The input:

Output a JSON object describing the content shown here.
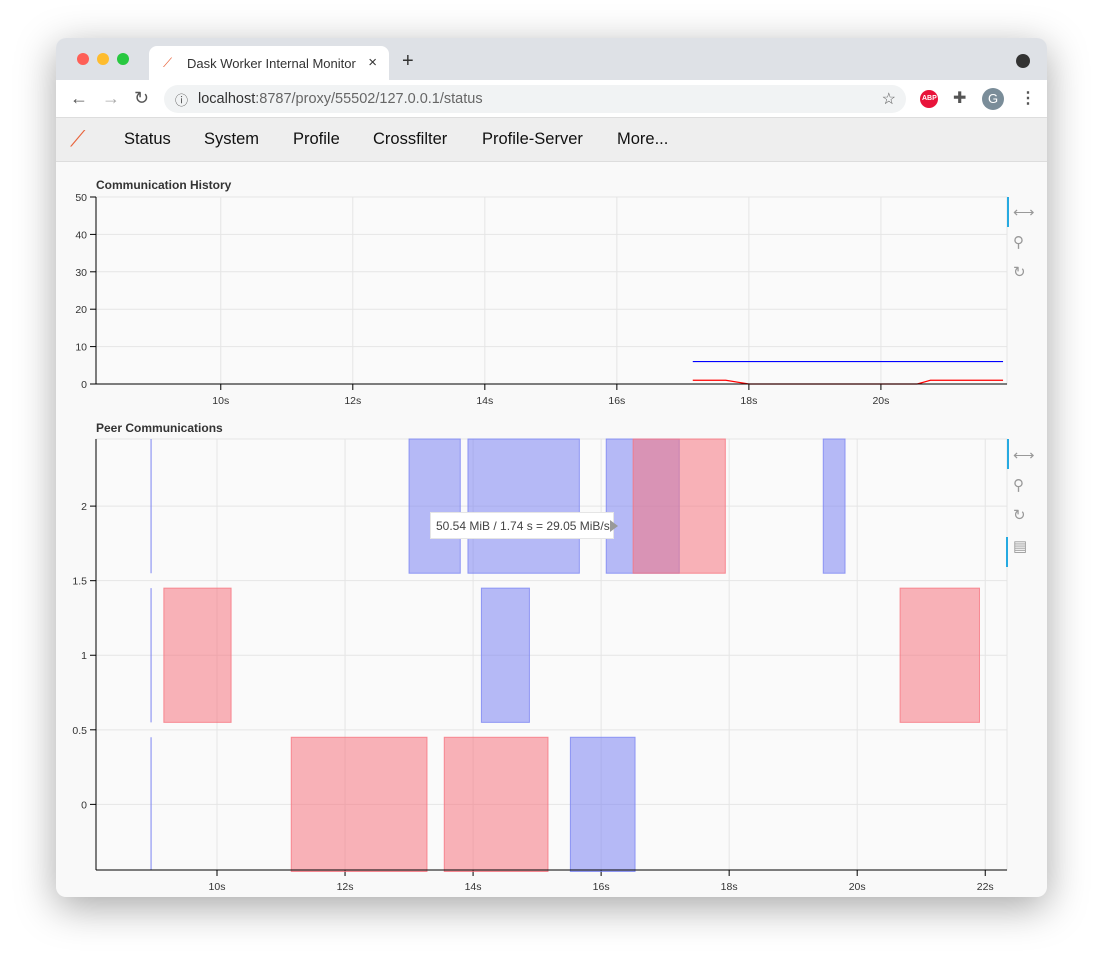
{
  "browser": {
    "tab_title": "Dask Worker Internal Monitor",
    "url_host": "localhost",
    "url_rest": ":8787/proxy/55502/127.0.0.1/status",
    "profile_initial": "G",
    "abp": "ABP"
  },
  "nav": {
    "items": [
      "Status",
      "System",
      "Profile",
      "Crossfilter",
      "Profile-Server",
      "More..."
    ]
  },
  "colors": {
    "blue": "#0000ff",
    "red": "#ff0000",
    "send": "#f67480",
    "recv": "#7b84f2"
  },
  "tooltip": "50.54 MiB / 1.74 s = 29.05 MiB/s",
  "chart_data": [
    {
      "type": "line",
      "title": "Communication History",
      "xlim": [
        8.11,
        21.91
      ],
      "ylim": [
        0,
        50
      ],
      "xticks": [
        10,
        12,
        14,
        16,
        18,
        20
      ],
      "xtick_labels": [
        "10s",
        "12s",
        "14s",
        "16s",
        "18s",
        "20s"
      ],
      "yticks": [
        0,
        10,
        20,
        30,
        40,
        50
      ],
      "ytick_labels": [
        "0",
        "10",
        "20",
        "30",
        "40",
        "50"
      ],
      "series": [
        {
          "name": "blue",
          "x": [
            17.15,
            21.85
          ],
          "y": [
            6,
            6
          ]
        },
        {
          "name": "red",
          "x": [
            17.15,
            17.65,
            18,
            20.55,
            20.75,
            21.85
          ],
          "y": [
            1,
            1,
            0,
            0,
            1,
            1
          ]
        }
      ]
    },
    {
      "type": "rect",
      "title": "Peer Communications",
      "xlim": [
        8.11,
        22.34
      ],
      "ylim": [
        -0.44,
        2.45
      ],
      "xticks": [
        10,
        12,
        14,
        16,
        18,
        20,
        22
      ],
      "xtick_labels": [
        "10s",
        "12s",
        "14s",
        "16s",
        "18s",
        "20s",
        "22s"
      ],
      "yticks": [
        0,
        0.5,
        1,
        1.5,
        2
      ],
      "ytick_labels": [
        "0",
        "0.5",
        "1",
        "1.5",
        "2"
      ],
      "rects": [
        {
          "kind": "recv",
          "row": 2,
          "x0": 13.0,
          "x1": 13.8
        },
        {
          "kind": "recv",
          "row": 2,
          "x0": 13.92,
          "x1": 15.66
        },
        {
          "kind": "recv",
          "row": 2,
          "x0": 16.08,
          "x1": 17.22
        },
        {
          "kind": "send",
          "row": 2,
          "x0": 16.5,
          "x1": 17.94
        },
        {
          "kind": "recv",
          "row": 2,
          "x0": 19.47,
          "x1": 19.81
        },
        {
          "kind": "send",
          "row": 1,
          "x0": 9.17,
          "x1": 10.22
        },
        {
          "kind": "recv",
          "row": 1,
          "x0": 14.13,
          "x1": 14.88
        },
        {
          "kind": "send",
          "row": 1,
          "x0": 20.67,
          "x1": 21.91
        },
        {
          "kind": "send",
          "row": 0,
          "x0": 11.16,
          "x1": 13.28
        },
        {
          "kind": "send",
          "row": 0,
          "x0": 13.55,
          "x1": 15.17
        },
        {
          "kind": "recv",
          "row": 0,
          "x0": 15.52,
          "x1": 16.53
        }
      ]
    }
  ]
}
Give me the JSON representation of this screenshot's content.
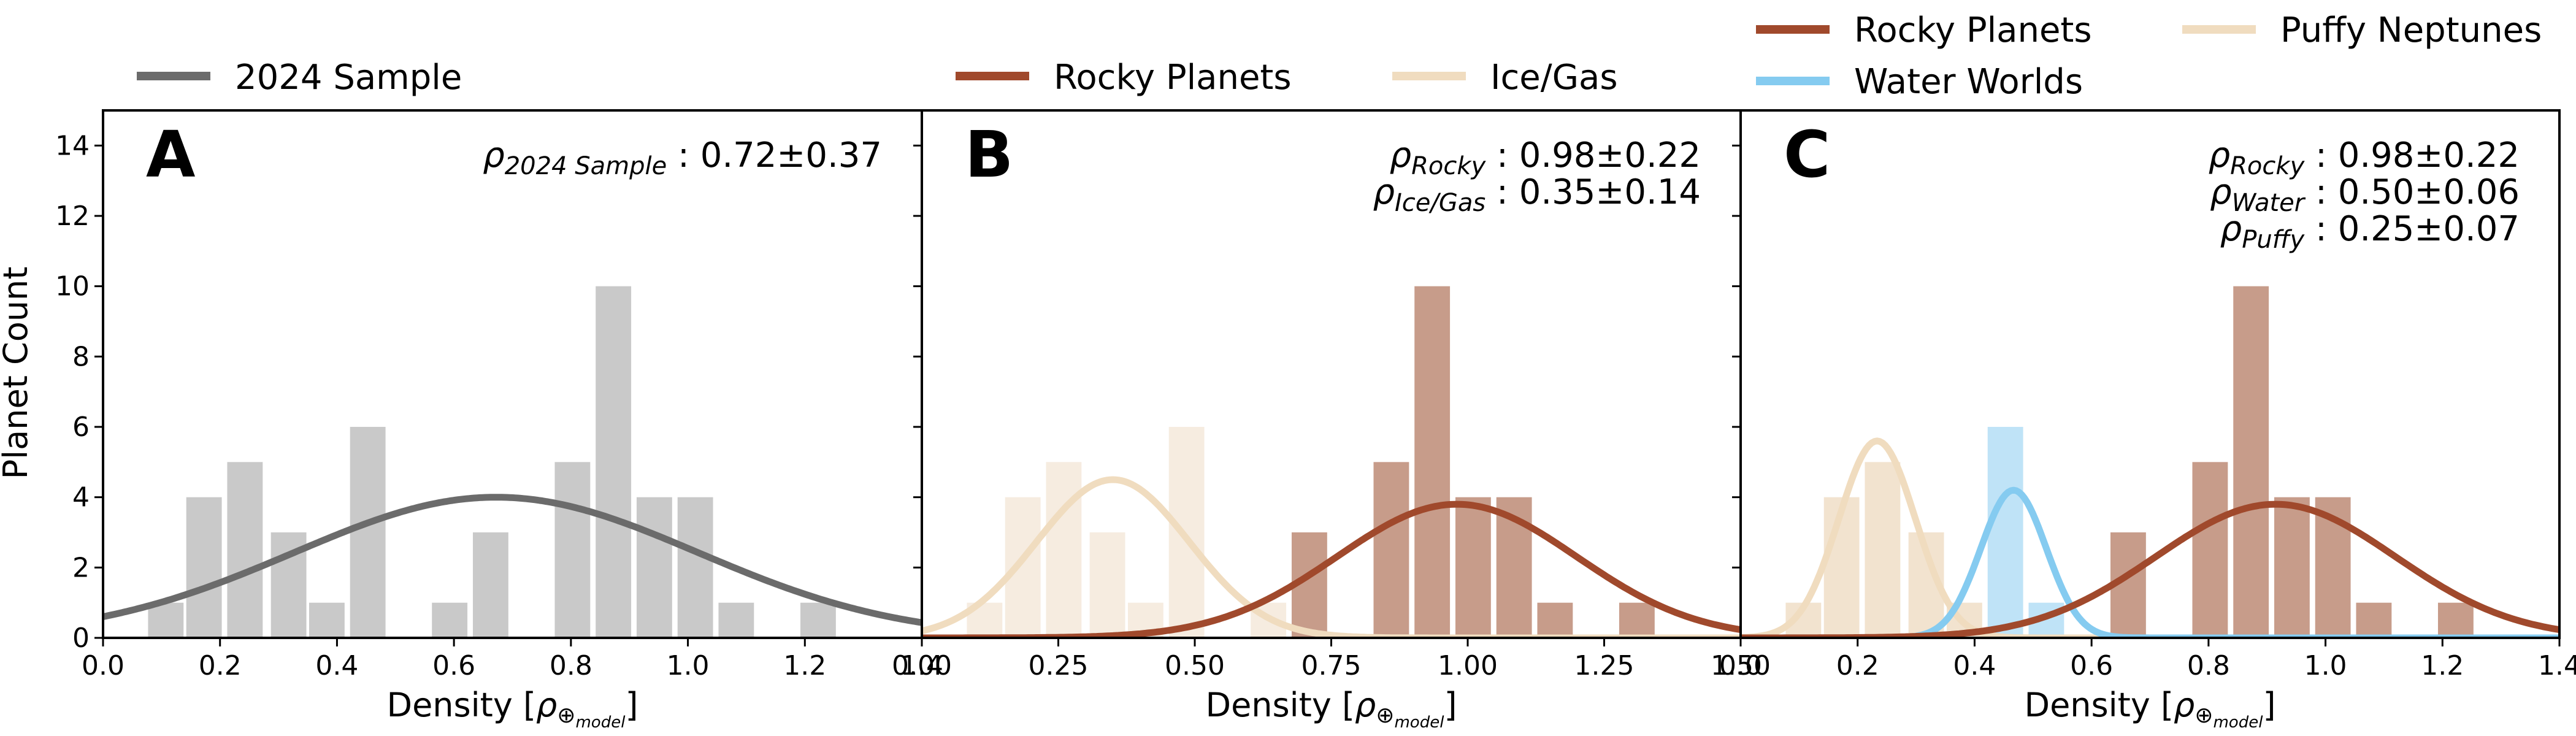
{
  "colors": {
    "sample": "#6b6b6b",
    "sample_bar": "#c9c9c9",
    "rocky": "#a0492c",
    "rocky_bar": "#c79c8a",
    "icegas": "#f0dcbf",
    "icegas_bar": "#f6ece0",
    "water": "#85cbf0",
    "water_bar": "#bfe3f7",
    "puffy": "#f0dcbf",
    "puffy_bar": "#f2e3cf"
  },
  "shared": {
    "ylabel": "Planet Count",
    "xlabel_main": "Density [",
    "rho": "ρ",
    "xlabel_sub": "⊕",
    "xlabel_subsub": "model",
    "xlabel_end": "]",
    "y_ticks": [
      "0",
      "2",
      "4",
      "6",
      "8",
      "10",
      "12",
      "14"
    ]
  },
  "chart_data": [
    {
      "type": "bar",
      "panel": "A",
      "x_ticks": [
        "0.0",
        "0.2",
        "0.4",
        "0.6",
        "0.8",
        "1.0",
        "1.2",
        "1.4"
      ],
      "xlim": [
        0,
        1.5
      ],
      "ylim": [
        0,
        15
      ],
      "legend": [
        {
          "name": "2024 Sample",
          "color_key": "sample"
        }
      ],
      "stats": [
        {
          "sub": "2024 Sample",
          "value": "0.72±0.37"
        }
      ],
      "series": [
        {
          "name": "2024 Sample",
          "bar_color_key": "sample_bar",
          "bars": [
            [
              0.115,
              1
            ],
            [
              0.185,
              4
            ],
            [
              0.26,
              5
            ],
            [
              0.34,
              3
            ],
            [
              0.41,
              1
            ],
            [
              0.485,
              6
            ],
            [
              0.635,
              1
            ],
            [
              0.71,
              3
            ],
            [
              0.86,
              5
            ],
            [
              0.935,
              10
            ],
            [
              1.01,
              4
            ],
            [
              1.085,
              4
            ],
            [
              1.16,
              1
            ],
            [
              1.31,
              1
            ]
          ],
          "fit": {
            "mean": 0.72,
            "sigma": 0.37,
            "peak": 4.0,
            "color_key": "sample"
          }
        }
      ]
    },
    {
      "type": "bar",
      "panel": "B",
      "x_ticks": [
        "0.00",
        "0.25",
        "0.50",
        "0.75",
        "1.00",
        "1.25",
        "1.50"
      ],
      "xlim": [
        0,
        1.5
      ],
      "ylim": [
        0,
        15
      ],
      "legend": [
        {
          "name": "Rocky Planets",
          "color_key": "rocky"
        },
        {
          "name": "Ice/Gas",
          "color_key": "icegas"
        }
      ],
      "stats": [
        {
          "sub": "Rocky",
          "value": "0.98±0.22"
        },
        {
          "sub": "Ice/Gas",
          "value": "0.35±0.14"
        }
      ],
      "series": [
        {
          "name": "Ice/Gas",
          "bar_color_key": "icegas_bar",
          "bars": [
            [
              0.115,
              1
            ],
            [
              0.185,
              4
            ],
            [
              0.26,
              5
            ],
            [
              0.34,
              3
            ],
            [
              0.41,
              1
            ],
            [
              0.485,
              6
            ],
            [
              0.635,
              1
            ]
          ],
          "fit": {
            "mean": 0.35,
            "sigma": 0.14,
            "peak": 4.5,
            "color_key": "icegas"
          }
        },
        {
          "name": "Rocky Planets",
          "bar_color_key": "rocky_bar",
          "bars": [
            [
              0.71,
              3
            ],
            [
              0.86,
              5
            ],
            [
              0.935,
              10
            ],
            [
              1.01,
              4
            ],
            [
              1.085,
              4
            ],
            [
              1.16,
              1
            ],
            [
              1.31,
              1
            ]
          ],
          "fit": {
            "mean": 0.98,
            "sigma": 0.22,
            "peak": 3.8,
            "color_key": "rocky"
          }
        }
      ]
    },
    {
      "type": "bar",
      "panel": "C",
      "x_ticks": [
        "0.0",
        "0.2",
        "0.4",
        "0.6",
        "0.8",
        "1.0",
        "1.2",
        "1.4"
      ],
      "xlim": [
        0,
        1.5
      ],
      "ylim": [
        0,
        15
      ],
      "legend": [
        {
          "name": "Rocky Planets",
          "color_key": "rocky"
        },
        {
          "name": "Puffy Neptunes",
          "color_key": "puffy"
        },
        {
          "name": "Water Worlds",
          "color_key": "water"
        }
      ],
      "stats": [
        {
          "sub": "Rocky",
          "value": "0.98±0.22"
        },
        {
          "sub": "Water",
          "value": "0.50±0.06"
        },
        {
          "sub": "Puffy",
          "value": "0.25±0.07"
        }
      ],
      "series": [
        {
          "name": "Puffy Neptunes",
          "bar_color_key": "puffy_bar",
          "bars": [
            [
              0.115,
              1
            ],
            [
              0.185,
              4
            ],
            [
              0.26,
              5
            ],
            [
              0.34,
              3
            ],
            [
              0.41,
              1
            ]
          ],
          "fit": {
            "mean": 0.25,
            "sigma": 0.07,
            "peak": 5.6,
            "color_key": "puffy"
          }
        },
        {
          "name": "Water Worlds",
          "bar_color_key": "water_bar",
          "bars": [
            [
              0.485,
              6
            ],
            [
              0.56,
              1
            ]
          ],
          "fit": {
            "mean": 0.5,
            "sigma": 0.06,
            "peak": 4.2,
            "color_key": "water"
          }
        },
        {
          "name": "Rocky Planets",
          "bar_color_key": "rocky_bar",
          "bars": [
            [
              0.71,
              3
            ],
            [
              0.86,
              5
            ],
            [
              0.935,
              10
            ],
            [
              1.01,
              4
            ],
            [
              1.085,
              4
            ],
            [
              1.16,
              1
            ],
            [
              1.31,
              1
            ]
          ],
          "fit": {
            "mean": 0.98,
            "sigma": 0.22,
            "peak": 3.8,
            "color_key": "rocky"
          }
        }
      ]
    }
  ]
}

Directions:
Where a line in the entries holds "content", copy that line.

The reply:
Output a JSON object describing the content shown here.
Give me the JSON representation of this screenshot's content.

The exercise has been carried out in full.